Record set:
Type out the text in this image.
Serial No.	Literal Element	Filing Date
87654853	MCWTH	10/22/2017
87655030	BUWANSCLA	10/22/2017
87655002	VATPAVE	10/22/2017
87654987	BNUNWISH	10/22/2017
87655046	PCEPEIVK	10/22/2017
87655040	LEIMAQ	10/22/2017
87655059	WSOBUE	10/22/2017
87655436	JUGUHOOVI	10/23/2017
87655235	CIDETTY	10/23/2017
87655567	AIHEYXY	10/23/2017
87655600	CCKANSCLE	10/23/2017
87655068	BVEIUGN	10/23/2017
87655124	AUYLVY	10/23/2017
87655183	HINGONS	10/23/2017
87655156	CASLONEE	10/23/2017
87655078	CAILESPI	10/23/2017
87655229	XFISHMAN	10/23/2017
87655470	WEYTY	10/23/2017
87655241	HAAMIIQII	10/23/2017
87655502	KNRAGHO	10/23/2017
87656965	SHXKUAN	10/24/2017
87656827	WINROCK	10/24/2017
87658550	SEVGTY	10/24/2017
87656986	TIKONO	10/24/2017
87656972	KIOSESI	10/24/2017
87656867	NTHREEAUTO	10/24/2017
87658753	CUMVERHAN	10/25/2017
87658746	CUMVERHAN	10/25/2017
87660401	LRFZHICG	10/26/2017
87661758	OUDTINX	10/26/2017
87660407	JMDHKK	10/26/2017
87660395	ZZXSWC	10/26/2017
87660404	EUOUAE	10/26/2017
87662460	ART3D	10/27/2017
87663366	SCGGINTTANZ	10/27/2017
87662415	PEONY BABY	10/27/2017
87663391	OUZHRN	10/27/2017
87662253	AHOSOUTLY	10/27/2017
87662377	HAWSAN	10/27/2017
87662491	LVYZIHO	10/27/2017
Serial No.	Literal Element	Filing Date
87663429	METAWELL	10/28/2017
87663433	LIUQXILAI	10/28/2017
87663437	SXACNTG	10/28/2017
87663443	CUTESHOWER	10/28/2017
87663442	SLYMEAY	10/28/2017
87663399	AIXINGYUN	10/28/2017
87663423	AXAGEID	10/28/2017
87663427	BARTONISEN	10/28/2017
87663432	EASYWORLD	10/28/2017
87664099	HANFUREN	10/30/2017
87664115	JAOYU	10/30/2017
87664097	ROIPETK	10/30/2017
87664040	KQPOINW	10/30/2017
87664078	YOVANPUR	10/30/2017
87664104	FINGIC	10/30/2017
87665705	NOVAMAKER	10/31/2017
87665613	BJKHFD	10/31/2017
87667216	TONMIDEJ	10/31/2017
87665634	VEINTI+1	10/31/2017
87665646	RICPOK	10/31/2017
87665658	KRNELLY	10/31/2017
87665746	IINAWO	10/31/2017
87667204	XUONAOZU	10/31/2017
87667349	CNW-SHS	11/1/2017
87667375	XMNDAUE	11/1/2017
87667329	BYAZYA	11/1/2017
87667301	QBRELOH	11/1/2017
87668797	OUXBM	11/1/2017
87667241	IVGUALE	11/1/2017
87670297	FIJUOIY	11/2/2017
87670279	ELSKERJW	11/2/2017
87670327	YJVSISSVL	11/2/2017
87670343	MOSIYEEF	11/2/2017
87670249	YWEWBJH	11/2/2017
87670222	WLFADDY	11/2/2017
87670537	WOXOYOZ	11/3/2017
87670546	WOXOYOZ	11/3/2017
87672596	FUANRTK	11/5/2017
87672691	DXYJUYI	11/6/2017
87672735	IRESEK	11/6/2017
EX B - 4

Written problem: Reproduce the listing in full. Keep it exactly as written.

Exercise solution:
Type out the text in this image.
Serial No.	Literal Element	Filing Date
87654853	MCWTH	10/22/2017
87655030	BUWANSCLA	10/22/2017
87655002	VATPAVE	10/22/2017
87654987	BNUNWISH	10/22/2017
87655046	PCEPEIVK	10/22/2017
87655040	LEIMAQ	10/22/2017
87655059	WSOBUE	10/22/2017
87655436	JUGUHOOVI	10/23/2017
87655235	CIDETTY	10/23/2017
87655567	AIHEYXY	10/23/2017
87655600	CCKANSCLE	10/23/2017
87655068	BVEIUGN	10/23/2017
87655124	AUYLVY	10/23/2017
87655183	HINGONS	10/23/2017
87655156	CASLONEE	10/23/2017
87655078	CAILESPI	10/23/2017
87655229	XFISHMAN	10/23/2017
87655470	WEYTY	10/23/2017
87655241	HAAMIIQII	10/23/2017
87655502	KNRAGHO	10/23/2017
87656965	SHXKUAN	10/24/2017
87656827	WINROCK	10/24/2017
87658550	SEVGTY	10/24/2017
87656986	TIKONO	10/24/2017
87656972	KIOSESI	10/24/2017
87656867	NTHREEAUTO	10/24/2017
87658753	CUMVERHAN	10/25/2017
87658746	CUMVERHAN	10/25/2017
87660401	LRFZHICG	10/26/2017
87661758	OUDTINX	10/26/2017
87660407	JMDHKK	10/26/2017
87660395	ZZXSWC	10/26/2017
87660404	EUOUAE	10/26/2017
87662460	ART3D	10/27/2017
87663366	SCGGINTTANZ	10/27/2017
87662415	PEONY BABY	10/27/2017
87663391	OUZHRN	10/27/2017
87662253	AHOSOUTLY	10/27/2017
87662377	HAWSAN	10/27/2017
87662491	LVYZIHO	10/27/2017
Serial No.	Literal Element	Filing Date
87663429	METAWELL	10/28/2017
87663433	LIUQXILAI	10/28/2017
87663437	SXACNTG	10/28/2017
87663443	CUTESHOWER	10/28/2017
87663442	SLYMEAY	10/28/2017
87663399	AIXINGYUN	10/28/2017
87663423	AXAGEID	10/28/2017
87663427	BARTONISEN	10/28/2017
87663432	EASYWORLD	10/28/2017
87664099	HANFUREN	10/30/2017
87664115	JAOYU	10/30/2017
87664097	ROIPETK	10/30/2017
87664040	KQPOINW	10/30/2017
87664078	YOVANPUR	10/30/2017
87664104	FINGIC	10/30/2017
87665705	NOVAMAKER	10/31/2017
87665613	BJKHFD	10/31/2017
87667216	TONMIDEJ	10/31/2017
87665634	VEINTI+1	10/31/2017
87665646	RICPOK	10/31/2017
87665658	KRNELLY	10/31/2017
87665746	IINAWO	10/31/2017
87667204	XUONAOZU	10/31/2017
87667349	CNW-SHS	11/1/2017
87667375	XMNDAUE	11/1/2017
87667329	BYAZYA	11/1/2017
87667301	QBRELOH	11/1/2017
87668797	OUXBM	11/1/2017
87667241	IVGUALE	11/1/2017
87670297	FIJUOIY	11/2/2017
87670279	ELSKERJW	11/2/2017
87670327	YJVSISSVL	11/2/2017
87670343	MOSIYEEF	11/2/2017
87670249	YWEWBJH	11/2/2017
87670222	WLFADDY	11/2/2017
87670537	WOXOYOZ	11/3/2017
87670546	WOXOYOZ	11/3/2017
87672596	FUANRTK	11/5/2017
87672691	DXYJUYI	11/6/2017
87672735	IRESEK	11/6/2017
EX B - 4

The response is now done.